Work to be completed
Copy out the lines that have "JSON" in them.

Items listed in a dataset
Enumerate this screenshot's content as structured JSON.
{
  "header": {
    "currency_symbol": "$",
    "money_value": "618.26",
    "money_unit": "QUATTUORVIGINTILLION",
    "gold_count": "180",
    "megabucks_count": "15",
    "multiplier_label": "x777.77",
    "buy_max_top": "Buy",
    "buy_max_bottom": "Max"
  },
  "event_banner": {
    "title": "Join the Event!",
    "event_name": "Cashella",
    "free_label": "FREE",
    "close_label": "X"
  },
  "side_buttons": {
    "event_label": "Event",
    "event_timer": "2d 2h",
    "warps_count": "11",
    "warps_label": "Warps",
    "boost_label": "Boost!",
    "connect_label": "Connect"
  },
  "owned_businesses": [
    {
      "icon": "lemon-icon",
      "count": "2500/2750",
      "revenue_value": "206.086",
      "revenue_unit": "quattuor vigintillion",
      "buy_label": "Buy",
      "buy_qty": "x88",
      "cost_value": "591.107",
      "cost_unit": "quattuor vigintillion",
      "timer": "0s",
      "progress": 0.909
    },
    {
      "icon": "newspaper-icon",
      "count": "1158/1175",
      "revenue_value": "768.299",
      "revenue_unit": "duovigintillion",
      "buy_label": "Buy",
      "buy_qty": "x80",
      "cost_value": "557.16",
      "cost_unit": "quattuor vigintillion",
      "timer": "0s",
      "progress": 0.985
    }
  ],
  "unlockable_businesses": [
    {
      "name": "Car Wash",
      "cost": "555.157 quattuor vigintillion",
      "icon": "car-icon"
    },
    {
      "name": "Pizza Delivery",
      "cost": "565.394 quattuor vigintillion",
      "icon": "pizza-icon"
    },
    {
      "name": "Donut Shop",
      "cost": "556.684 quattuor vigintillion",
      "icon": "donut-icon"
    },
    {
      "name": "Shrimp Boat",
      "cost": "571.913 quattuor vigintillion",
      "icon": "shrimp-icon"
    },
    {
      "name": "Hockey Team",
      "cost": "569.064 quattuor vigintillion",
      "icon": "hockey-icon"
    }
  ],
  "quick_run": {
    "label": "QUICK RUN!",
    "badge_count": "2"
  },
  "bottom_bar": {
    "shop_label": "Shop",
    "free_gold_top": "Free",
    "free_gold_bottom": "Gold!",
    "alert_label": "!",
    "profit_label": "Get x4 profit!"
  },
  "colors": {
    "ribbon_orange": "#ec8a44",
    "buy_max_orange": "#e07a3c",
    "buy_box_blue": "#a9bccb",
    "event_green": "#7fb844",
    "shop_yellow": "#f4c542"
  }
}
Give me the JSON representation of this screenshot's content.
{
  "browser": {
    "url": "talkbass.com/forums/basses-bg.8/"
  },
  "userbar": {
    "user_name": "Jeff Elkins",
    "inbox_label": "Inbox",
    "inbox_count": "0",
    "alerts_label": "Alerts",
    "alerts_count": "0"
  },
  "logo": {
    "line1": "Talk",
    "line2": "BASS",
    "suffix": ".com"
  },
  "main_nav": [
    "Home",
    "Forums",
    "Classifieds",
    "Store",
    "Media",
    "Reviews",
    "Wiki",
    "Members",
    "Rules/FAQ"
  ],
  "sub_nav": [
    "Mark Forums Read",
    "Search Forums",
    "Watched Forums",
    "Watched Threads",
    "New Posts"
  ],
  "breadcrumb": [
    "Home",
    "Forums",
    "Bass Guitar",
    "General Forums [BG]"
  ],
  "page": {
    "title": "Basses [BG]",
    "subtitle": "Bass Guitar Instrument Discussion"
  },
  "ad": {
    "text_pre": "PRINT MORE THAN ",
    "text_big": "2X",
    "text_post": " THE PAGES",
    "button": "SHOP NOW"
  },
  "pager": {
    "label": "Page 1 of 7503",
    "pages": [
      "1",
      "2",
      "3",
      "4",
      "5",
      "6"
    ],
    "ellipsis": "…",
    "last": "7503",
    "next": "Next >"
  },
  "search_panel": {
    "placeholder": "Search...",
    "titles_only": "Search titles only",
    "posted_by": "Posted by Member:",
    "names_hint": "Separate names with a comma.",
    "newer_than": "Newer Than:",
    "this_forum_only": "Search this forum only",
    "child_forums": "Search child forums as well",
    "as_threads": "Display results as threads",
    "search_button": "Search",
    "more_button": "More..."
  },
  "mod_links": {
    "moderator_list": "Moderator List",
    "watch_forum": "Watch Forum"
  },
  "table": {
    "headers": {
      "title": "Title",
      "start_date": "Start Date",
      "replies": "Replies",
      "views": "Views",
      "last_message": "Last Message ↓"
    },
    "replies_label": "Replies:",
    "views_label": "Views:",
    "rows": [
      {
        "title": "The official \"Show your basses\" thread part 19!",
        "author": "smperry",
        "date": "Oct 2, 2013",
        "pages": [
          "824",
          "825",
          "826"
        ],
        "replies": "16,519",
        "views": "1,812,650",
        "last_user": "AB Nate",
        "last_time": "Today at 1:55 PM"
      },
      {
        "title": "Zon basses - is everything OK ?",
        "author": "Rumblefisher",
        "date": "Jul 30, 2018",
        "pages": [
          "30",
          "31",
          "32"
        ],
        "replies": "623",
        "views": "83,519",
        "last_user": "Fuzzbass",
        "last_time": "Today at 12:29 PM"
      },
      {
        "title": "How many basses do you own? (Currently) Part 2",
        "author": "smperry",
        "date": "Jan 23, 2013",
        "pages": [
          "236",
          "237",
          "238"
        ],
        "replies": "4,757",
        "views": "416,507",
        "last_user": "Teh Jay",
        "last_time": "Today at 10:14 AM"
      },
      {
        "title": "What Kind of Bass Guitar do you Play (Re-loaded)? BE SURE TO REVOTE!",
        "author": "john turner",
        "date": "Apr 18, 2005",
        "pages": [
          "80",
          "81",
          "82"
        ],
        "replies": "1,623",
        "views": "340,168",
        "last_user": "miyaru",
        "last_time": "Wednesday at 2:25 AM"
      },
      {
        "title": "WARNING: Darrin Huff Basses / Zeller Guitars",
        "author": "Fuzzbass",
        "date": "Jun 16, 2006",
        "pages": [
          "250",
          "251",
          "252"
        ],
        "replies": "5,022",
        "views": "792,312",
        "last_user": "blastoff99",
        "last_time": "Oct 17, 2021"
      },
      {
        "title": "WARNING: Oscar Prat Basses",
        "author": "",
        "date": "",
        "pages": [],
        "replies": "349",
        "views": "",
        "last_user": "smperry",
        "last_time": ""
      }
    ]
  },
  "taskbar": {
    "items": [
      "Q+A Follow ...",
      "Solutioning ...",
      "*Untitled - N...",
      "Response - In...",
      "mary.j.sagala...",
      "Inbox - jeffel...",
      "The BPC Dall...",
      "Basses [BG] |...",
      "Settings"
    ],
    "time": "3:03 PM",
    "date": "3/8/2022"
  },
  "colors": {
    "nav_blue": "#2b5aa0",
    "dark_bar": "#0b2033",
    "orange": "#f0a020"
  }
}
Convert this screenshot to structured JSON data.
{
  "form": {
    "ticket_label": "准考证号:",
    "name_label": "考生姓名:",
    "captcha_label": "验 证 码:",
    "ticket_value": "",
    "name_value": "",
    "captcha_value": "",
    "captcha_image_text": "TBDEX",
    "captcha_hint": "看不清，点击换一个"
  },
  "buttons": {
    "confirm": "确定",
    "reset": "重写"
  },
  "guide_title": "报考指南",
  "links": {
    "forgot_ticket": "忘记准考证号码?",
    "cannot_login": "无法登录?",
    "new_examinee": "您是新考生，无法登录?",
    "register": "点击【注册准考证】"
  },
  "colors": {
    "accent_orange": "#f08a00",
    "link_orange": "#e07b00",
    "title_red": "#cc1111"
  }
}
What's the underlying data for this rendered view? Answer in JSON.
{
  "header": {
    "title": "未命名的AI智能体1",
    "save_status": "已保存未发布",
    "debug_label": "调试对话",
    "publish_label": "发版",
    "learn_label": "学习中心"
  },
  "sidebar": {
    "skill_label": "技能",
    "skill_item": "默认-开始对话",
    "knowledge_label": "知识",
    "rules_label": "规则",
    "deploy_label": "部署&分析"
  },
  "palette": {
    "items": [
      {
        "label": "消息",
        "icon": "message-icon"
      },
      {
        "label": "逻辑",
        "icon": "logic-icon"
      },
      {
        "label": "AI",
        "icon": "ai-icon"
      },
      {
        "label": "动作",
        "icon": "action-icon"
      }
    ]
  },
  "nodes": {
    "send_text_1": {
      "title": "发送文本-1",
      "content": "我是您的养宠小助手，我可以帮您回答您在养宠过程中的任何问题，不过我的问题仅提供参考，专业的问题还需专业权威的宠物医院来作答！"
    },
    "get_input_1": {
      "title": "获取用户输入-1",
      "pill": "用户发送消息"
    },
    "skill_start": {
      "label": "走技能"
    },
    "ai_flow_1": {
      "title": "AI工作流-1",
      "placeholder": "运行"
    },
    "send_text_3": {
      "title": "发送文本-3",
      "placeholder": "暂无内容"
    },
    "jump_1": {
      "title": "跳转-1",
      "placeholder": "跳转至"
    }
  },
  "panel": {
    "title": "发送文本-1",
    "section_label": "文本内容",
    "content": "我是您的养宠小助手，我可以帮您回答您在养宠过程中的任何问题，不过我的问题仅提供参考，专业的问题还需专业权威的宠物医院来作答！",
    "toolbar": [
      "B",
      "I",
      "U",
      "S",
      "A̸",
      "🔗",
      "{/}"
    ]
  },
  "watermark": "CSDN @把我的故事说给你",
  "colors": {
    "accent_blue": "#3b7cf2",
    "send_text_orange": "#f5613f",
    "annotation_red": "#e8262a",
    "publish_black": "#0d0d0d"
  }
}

Solution to this task
Enumerate this screenshot's content as structured JSON.
Give me the JSON representation of this screenshot's content.
Convert this screenshot to structured JSON data.
What's the underlying data for this rendered view? Answer in JSON.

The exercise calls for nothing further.